# Task details:
Across the data below, how many lines hold "Underskrevne"? Answer with that number and nothing else.

┌────────

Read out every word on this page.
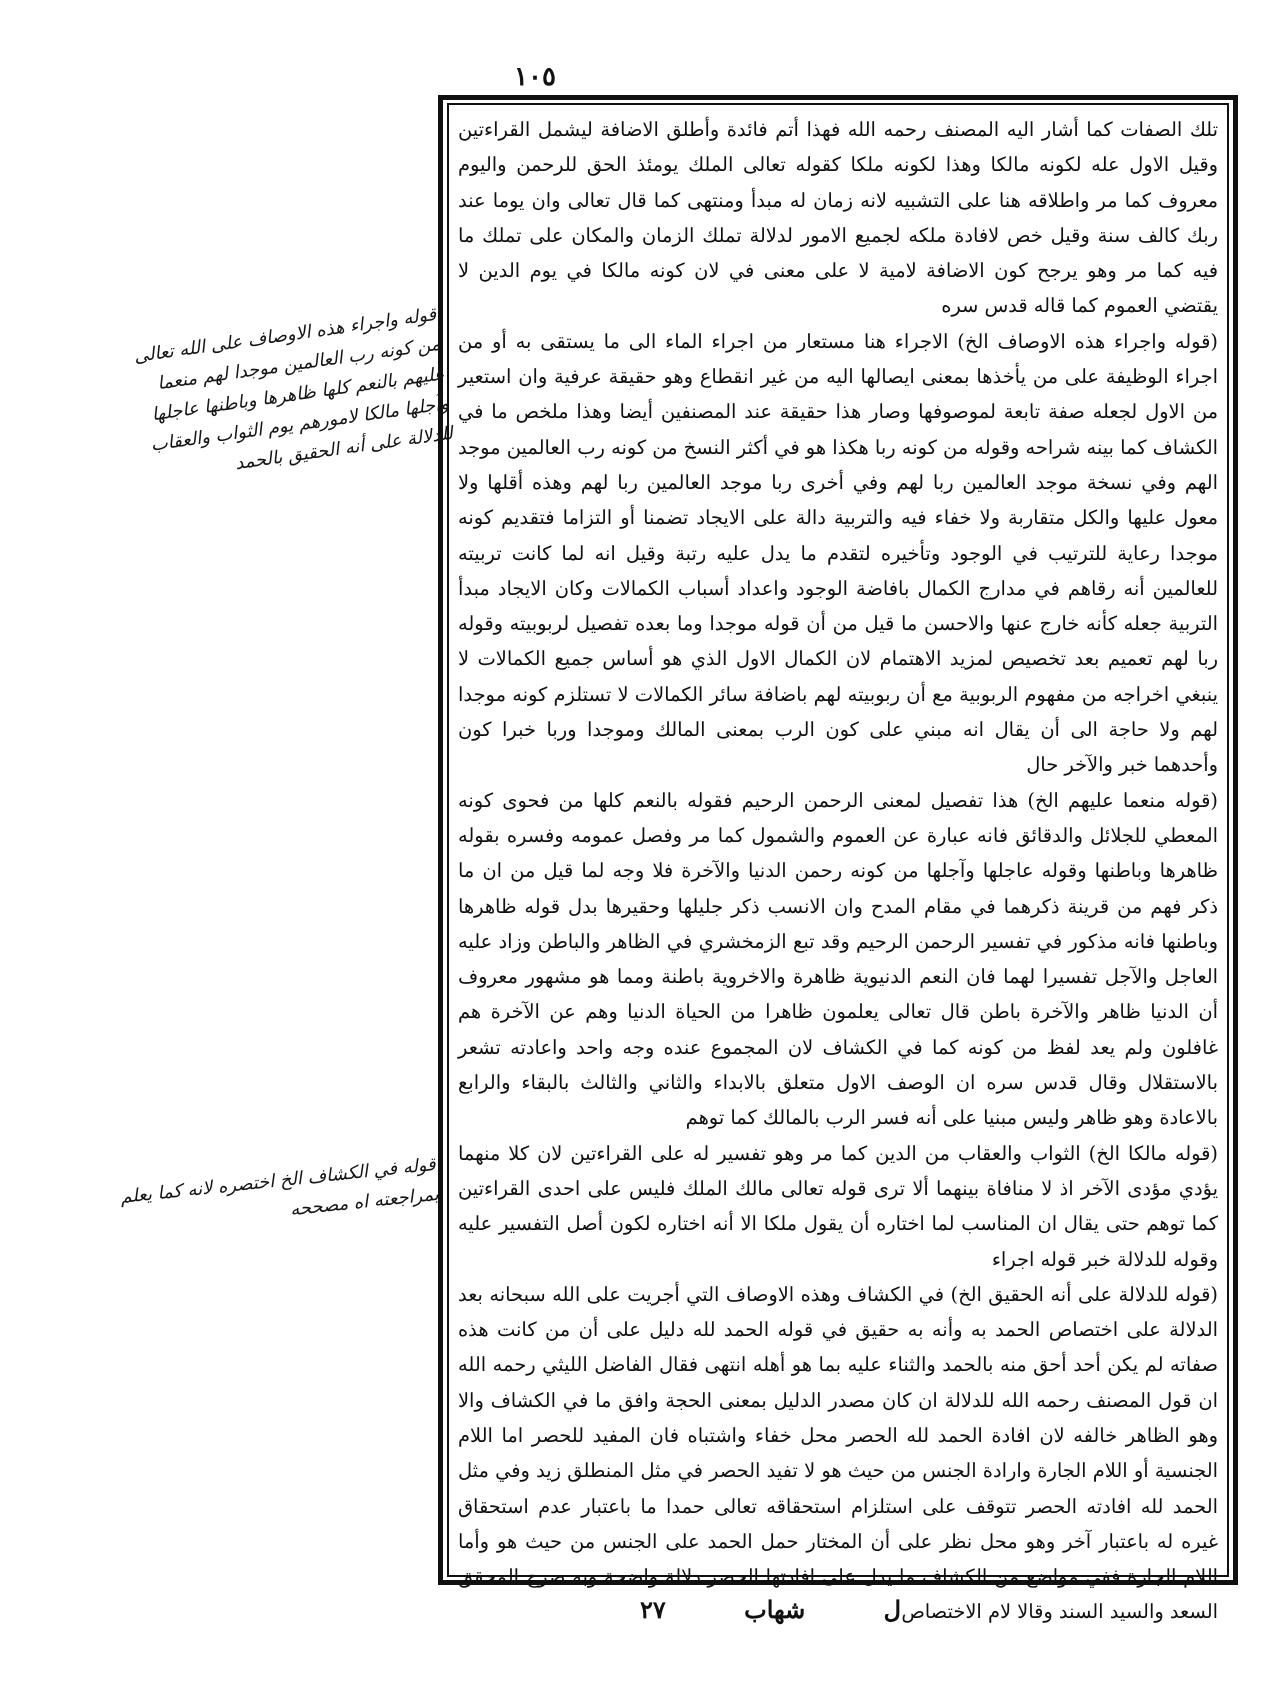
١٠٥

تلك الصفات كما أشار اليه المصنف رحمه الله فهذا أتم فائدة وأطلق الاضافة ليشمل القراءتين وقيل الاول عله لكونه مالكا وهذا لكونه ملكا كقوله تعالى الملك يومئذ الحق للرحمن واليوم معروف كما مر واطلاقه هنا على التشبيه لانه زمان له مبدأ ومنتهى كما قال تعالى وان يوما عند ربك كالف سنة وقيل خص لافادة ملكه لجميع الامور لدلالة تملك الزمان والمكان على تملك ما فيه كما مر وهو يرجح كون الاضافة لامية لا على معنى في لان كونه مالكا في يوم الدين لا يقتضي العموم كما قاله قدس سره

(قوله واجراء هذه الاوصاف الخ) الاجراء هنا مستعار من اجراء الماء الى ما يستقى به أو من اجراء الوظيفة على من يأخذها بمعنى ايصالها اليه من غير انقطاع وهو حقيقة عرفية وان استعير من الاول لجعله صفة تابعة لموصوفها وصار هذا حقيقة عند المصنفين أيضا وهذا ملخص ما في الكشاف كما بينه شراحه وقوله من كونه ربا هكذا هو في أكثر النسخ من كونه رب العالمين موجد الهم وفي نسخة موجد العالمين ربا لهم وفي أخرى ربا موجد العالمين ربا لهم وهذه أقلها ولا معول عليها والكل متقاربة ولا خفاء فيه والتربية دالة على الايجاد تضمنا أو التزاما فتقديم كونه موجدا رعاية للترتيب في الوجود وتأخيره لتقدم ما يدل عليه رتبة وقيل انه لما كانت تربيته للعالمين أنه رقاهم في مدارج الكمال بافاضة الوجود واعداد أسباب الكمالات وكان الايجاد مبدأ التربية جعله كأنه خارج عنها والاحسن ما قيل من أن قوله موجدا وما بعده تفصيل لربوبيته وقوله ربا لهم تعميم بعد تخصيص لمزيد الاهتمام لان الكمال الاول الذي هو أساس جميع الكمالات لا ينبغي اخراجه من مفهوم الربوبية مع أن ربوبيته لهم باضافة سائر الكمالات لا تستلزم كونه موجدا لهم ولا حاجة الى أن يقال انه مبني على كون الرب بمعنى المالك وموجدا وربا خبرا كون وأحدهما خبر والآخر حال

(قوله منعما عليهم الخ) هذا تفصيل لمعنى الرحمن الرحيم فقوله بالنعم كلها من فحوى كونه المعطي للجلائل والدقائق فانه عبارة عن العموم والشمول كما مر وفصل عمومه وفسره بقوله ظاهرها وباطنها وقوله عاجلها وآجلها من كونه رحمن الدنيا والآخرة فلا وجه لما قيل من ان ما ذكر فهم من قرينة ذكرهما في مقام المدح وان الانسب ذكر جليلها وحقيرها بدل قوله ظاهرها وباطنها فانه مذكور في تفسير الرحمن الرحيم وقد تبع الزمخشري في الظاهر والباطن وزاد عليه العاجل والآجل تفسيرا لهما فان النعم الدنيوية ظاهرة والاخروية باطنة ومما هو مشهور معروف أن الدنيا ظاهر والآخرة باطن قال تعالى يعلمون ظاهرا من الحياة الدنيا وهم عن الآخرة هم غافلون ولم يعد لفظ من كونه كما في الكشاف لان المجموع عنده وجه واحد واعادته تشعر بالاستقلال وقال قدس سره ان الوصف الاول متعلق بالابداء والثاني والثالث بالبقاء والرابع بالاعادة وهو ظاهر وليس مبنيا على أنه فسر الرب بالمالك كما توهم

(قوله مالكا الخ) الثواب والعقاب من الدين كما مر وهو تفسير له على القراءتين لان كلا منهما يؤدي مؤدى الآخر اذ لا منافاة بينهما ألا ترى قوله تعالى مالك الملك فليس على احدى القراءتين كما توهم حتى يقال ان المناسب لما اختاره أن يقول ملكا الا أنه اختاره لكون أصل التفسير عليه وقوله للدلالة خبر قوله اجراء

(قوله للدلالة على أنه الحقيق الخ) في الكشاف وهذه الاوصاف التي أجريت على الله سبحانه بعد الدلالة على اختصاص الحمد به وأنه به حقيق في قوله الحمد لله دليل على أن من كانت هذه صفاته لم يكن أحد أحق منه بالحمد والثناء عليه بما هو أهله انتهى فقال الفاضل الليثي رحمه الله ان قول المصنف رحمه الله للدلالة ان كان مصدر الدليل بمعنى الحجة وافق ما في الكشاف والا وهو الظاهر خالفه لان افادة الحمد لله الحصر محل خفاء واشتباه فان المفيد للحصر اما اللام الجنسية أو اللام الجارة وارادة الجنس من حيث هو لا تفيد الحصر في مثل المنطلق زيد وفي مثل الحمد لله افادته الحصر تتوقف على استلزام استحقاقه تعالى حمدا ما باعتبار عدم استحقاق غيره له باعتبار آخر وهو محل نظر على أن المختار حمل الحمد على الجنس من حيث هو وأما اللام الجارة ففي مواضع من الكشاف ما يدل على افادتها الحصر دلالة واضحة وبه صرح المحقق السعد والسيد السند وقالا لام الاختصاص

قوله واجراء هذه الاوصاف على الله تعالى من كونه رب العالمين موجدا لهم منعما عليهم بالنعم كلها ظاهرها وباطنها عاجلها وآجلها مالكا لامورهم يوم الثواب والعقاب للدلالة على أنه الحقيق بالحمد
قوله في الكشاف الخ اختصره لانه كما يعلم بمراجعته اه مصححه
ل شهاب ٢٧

└────────
┌────────

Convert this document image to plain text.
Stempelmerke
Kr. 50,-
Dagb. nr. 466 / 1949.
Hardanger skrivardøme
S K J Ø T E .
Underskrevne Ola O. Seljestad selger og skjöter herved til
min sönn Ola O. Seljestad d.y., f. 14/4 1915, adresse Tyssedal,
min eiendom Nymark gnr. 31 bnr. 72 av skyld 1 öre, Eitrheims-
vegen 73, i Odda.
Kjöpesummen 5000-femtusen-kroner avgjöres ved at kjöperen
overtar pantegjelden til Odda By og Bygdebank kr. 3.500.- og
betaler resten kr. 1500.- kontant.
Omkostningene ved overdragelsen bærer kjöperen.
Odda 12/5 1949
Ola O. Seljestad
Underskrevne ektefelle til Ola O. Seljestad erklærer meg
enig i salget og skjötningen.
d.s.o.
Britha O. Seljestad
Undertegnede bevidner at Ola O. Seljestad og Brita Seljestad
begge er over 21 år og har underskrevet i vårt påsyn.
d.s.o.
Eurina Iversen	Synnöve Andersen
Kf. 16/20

└────────

# Answer to this problem:
2